%%
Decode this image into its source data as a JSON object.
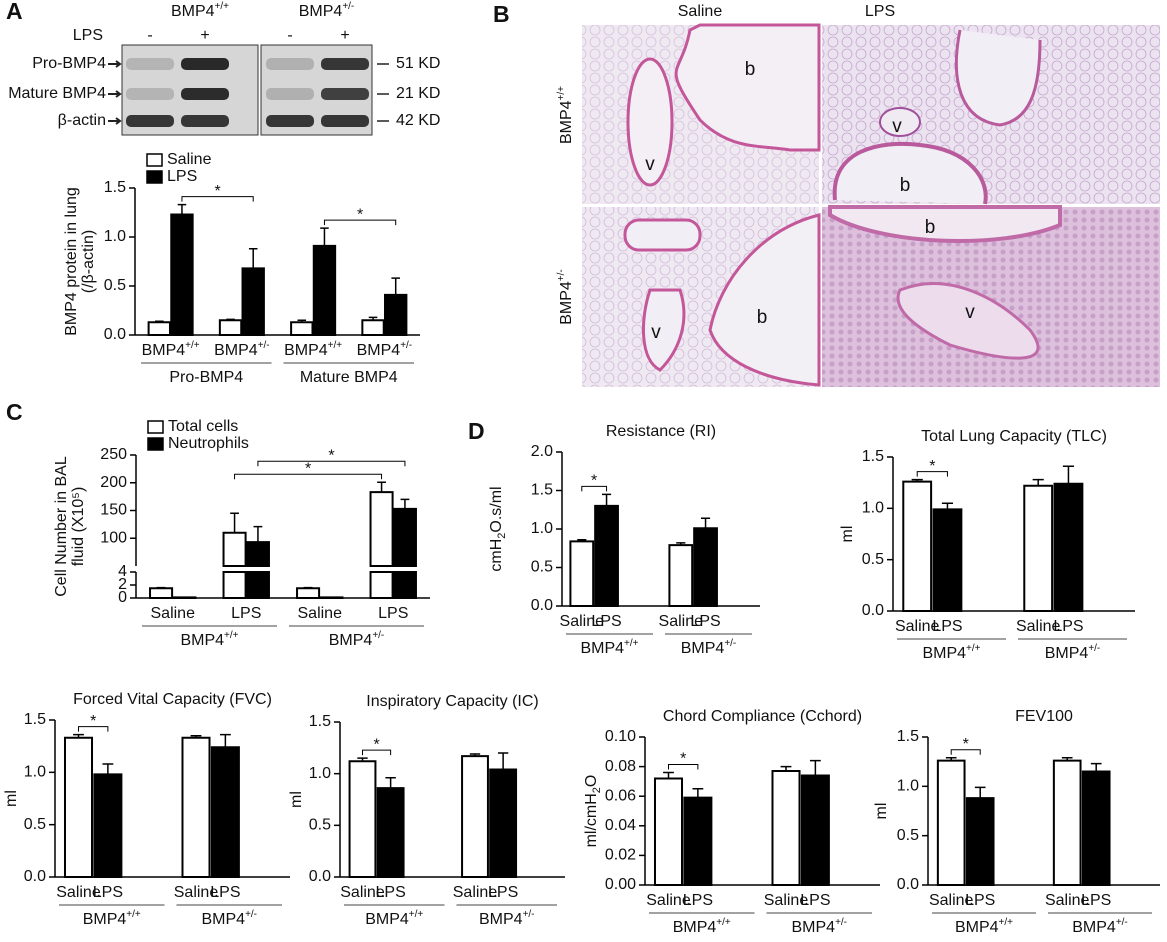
{
  "panel_labels": [
    "A",
    "B",
    "C",
    "D"
  ],
  "blot": {
    "genotypes": [
      "BMP4+/+",
      "BMP4+/-"
    ],
    "treatment": "LPS",
    "lanes": [
      "-",
      "+",
      "-",
      "+"
    ],
    "rows": [
      {
        "label": "Pro-BMP4",
        "size": "51 KD"
      },
      {
        "label": "Mature BMP4",
        "size": "21 KD"
      },
      {
        "label": "β-actin",
        "size": "42 KD"
      }
    ]
  },
  "histology": {
    "columns": [
      "Saline",
      "LPS"
    ],
    "rows": [
      "BMP4+/+",
      "BMP4+/-"
    ],
    "marks": [
      [
        "v",
        "b"
      ],
      [
        "v",
        "b"
      ],
      [
        "v",
        "b"
      ],
      [
        "b",
        "v"
      ]
    ]
  },
  "chart_data": [
    {
      "type": "bar",
      "ylabel": [
        "BMP4 protein in lung",
        "(/β-actin)"
      ],
      "categories": [
        "BMP4+/+",
        "BMP4+/-",
        "BMP4+/+",
        "BMP4+/-"
      ],
      "groups": [
        "Pro-BMP4",
        "Mature BMP4"
      ],
      "series": [
        {
          "name": "Saline",
          "color": "#ffffff",
          "values": [
            0.13,
            0.15,
            0.13,
            0.15
          ],
          "errors": [
            0.01,
            0.01,
            0.02,
            0.03
          ]
        },
        {
          "name": "LPS",
          "color": "#000000",
          "values": [
            1.23,
            0.68,
            0.91,
            0.41
          ],
          "errors": [
            0.1,
            0.2,
            0.18,
            0.17
          ]
        }
      ],
      "ylim": [
        0,
        1.5
      ],
      "yticks": [
        {
          "value": 0,
          "label": "0.0"
        },
        {
          "value": 0.5,
          "label": "0.5"
        },
        {
          "value": 1,
          "label": "1.0"
        },
        {
          "value": 1.5,
          "label": "1.5"
        }
      ],
      "legend": "top-left",
      "comparisons": [
        {
          "label": "*",
          "between": [
            [
              1,
              0
            ],
            [
              1,
              1
            ]
          ]
        },
        {
          "label": "*",
          "between": [
            [
              1,
              2
            ],
            [
              1,
              3
            ]
          ]
        }
      ]
    },
    {
      "type": "bar",
      "ylabel": [
        "Cell Number in BAL",
        "fluid (X10⁵)"
      ],
      "categories": [
        "Saline",
        "LPS",
        "Saline",
        "LPS"
      ],
      "groups": [
        "BMP4+/+",
        "BMP4+/-"
      ],
      "series": [
        {
          "name": "Total cells",
          "color": "#ffffff",
          "values": [
            1.5,
            110,
            1.5,
            183
          ],
          "errors": [
            0.1,
            35,
            0.1,
            18
          ]
        },
        {
          "name": "Neutrophils",
          "color": "#000000",
          "values": [
            0.1,
            93,
            0.1,
            153
          ],
          "errors": [
            0,
            28,
            0,
            17
          ]
        }
      ],
      "ylim": [
        0,
        250
      ],
      "ybreak": [
        4,
        50
      ],
      "yticks": [
        0,
        2,
        4,
        100,
        150,
        200,
        250
      ],
      "legend": "top-left",
      "comparisons": [
        {
          "label": "*",
          "between": [
            [
              0,
              1
            ],
            [
              0,
              3
            ]
          ]
        },
        {
          "label": "*",
          "between": [
            [
              1,
              1
            ],
            [
              1,
              3
            ]
          ]
        }
      ]
    },
    {
      "type": "bar",
      "title": "Resistance (RI)",
      "ylabel": "cmH2O.s/ml",
      "categories": [
        "Saline",
        "LPS",
        "Saline",
        "LPS"
      ],
      "groups": [
        "BMP4+/+",
        "BMP4+/-"
      ],
      "values": [
        0.84,
        1.3,
        0.79,
        1.01
      ],
      "errors": [
        0.02,
        0.15,
        0.03,
        0.13
      ],
      "colors": [
        "#ffffff",
        "#000000",
        "#ffffff",
        "#000000"
      ],
      "ylim": [
        0,
        2
      ],
      "yticks": [
        {
          "value": 0,
          "label": "0.0"
        },
        {
          "value": 0.5,
          "label": "0.5"
        },
        {
          "value": 1,
          "label": "1.0"
        },
        {
          "value": 1.5,
          "label": "1.5"
        },
        {
          "value": 2,
          "label": "2.0"
        }
      ],
      "comparisons": [
        {
          "label": "*",
          "between": [
            0,
            1
          ]
        }
      ]
    },
    {
      "type": "bar",
      "title": "Total Lung Capacity (TLC)",
      "ylabel": "ml",
      "categories": [
        "Saline",
        "LPS",
        "Saline",
        "LPS"
      ],
      "groups": [
        "BMP4+/+",
        "BMP4+/-"
      ],
      "values": [
        1.26,
        0.99,
        1.22,
        1.24
      ],
      "errors": [
        0.02,
        0.06,
        0.06,
        0.17
      ],
      "colors": [
        "#ffffff",
        "#000000",
        "#ffffff",
        "#000000"
      ],
      "ylim": [
        0,
        1.5
      ],
      "yticks": [
        {
          "value": 0,
          "label": "0.0"
        },
        {
          "value": 0.5,
          "label": "0.5"
        },
        {
          "value": 1,
          "label": "1.0"
        },
        {
          "value": 1.5,
          "label": "1.5"
        }
      ],
      "comparisons": [
        {
          "label": "*",
          "between": [
            0,
            1
          ]
        }
      ]
    },
    {
      "type": "bar",
      "title": "Forced Vital Capacity (FVC)",
      "ylabel": "ml",
      "categories": [
        "Saline",
        "LPS",
        "Saline",
        "LPS"
      ],
      "groups": [
        "BMP4+/+",
        "BMP4+/-"
      ],
      "values": [
        1.33,
        0.98,
        1.33,
        1.24
      ],
      "errors": [
        0.03,
        0.1,
        0.02,
        0.12
      ],
      "colors": [
        "#ffffff",
        "#000000",
        "#ffffff",
        "#000000"
      ],
      "ylim": [
        0,
        1.5
      ],
      "yticks": [
        {
          "value": 0,
          "label": "0.0"
        },
        {
          "value": 0.5,
          "label": "0.5"
        },
        {
          "value": 1,
          "label": "1.0"
        },
        {
          "value": 1.5,
          "label": "1.5"
        }
      ],
      "comparisons": [
        {
          "label": "*",
          "between": [
            0,
            1
          ]
        }
      ]
    },
    {
      "type": "bar",
      "title": "Inspiratory Capacity (IC)",
      "ylabel": "ml",
      "categories": [
        "Saline",
        "LPS",
        "Saline",
        "LPS"
      ],
      "groups": [
        "BMP4+/+",
        "BMP4+/-"
      ],
      "values": [
        1.12,
        0.86,
        1.17,
        1.04
      ],
      "errors": [
        0.03,
        0.1,
        0.02,
        0.16
      ],
      "colors": [
        "#ffffff",
        "#000000",
        "#ffffff",
        "#000000"
      ],
      "ylim": [
        0,
        1.5
      ],
      "yticks": [
        {
          "value": 0,
          "label": "0.0"
        },
        {
          "value": 0.5,
          "label": "0.5"
        },
        {
          "value": 1,
          "label": "1.0"
        },
        {
          "value": 1.5,
          "label": "1.5"
        }
      ],
      "comparisons": [
        {
          "label": "*",
          "between": [
            0,
            1
          ]
        }
      ]
    },
    {
      "type": "bar",
      "title": "Chord Compliance (Cchord)",
      "ylabel": "ml/cmH2O",
      "categories": [
        "Saline",
        "LPS",
        "Saline",
        "LPS"
      ],
      "groups": [
        "BMP4+/+",
        "BMP4+/-"
      ],
      "values": [
        0.072,
        0.059,
        0.077,
        0.074
      ],
      "errors": [
        0.004,
        0.006,
        0.003,
        0.01
      ],
      "colors": [
        "#ffffff",
        "#000000",
        "#ffffff",
        "#000000"
      ],
      "ylim": [
        0,
        0.1
      ],
      "yticks": [
        {
          "value": 0,
          "label": "0.00"
        },
        {
          "value": 0.02,
          "label": "0.02"
        },
        {
          "value": 0.04,
          "label": "0.04"
        },
        {
          "value": 0.06,
          "label": "0.06"
        },
        {
          "value": 0.08,
          "label": "0.08"
        },
        {
          "value": 0.1,
          "label": "0.10"
        }
      ],
      "comparisons": [
        {
          "label": "*",
          "between": [
            0,
            1
          ]
        }
      ]
    },
    {
      "type": "bar",
      "title": "FEV100",
      "ylabel": "ml",
      "categories": [
        "Saline",
        "LPS",
        "Saline",
        "LPS"
      ],
      "groups": [
        "BMP4+/+",
        "BMP4+/-"
      ],
      "values": [
        1.26,
        0.88,
        1.26,
        1.15
      ],
      "errors": [
        0.03,
        0.11,
        0.03,
        0.08
      ],
      "colors": [
        "#ffffff",
        "#000000",
        "#ffffff",
        "#000000"
      ],
      "ylim": [
        0,
        1.5
      ],
      "yticks": [
        {
          "value": 0,
          "label": "0.0"
        },
        {
          "value": 0.5,
          "label": "0.5"
        },
        {
          "value": 1,
          "label": "1.0"
        },
        {
          "value": 1.5,
          "label": "1.5"
        }
      ],
      "comparisons": [
        {
          "label": "*",
          "between": [
            0,
            1
          ]
        }
      ]
    }
  ]
}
%%
AIM OF THE TASK: Determine the number of lines in the data that include the word "title", and provide that number without comment.

SOLUTION FOR THIS TASK: 6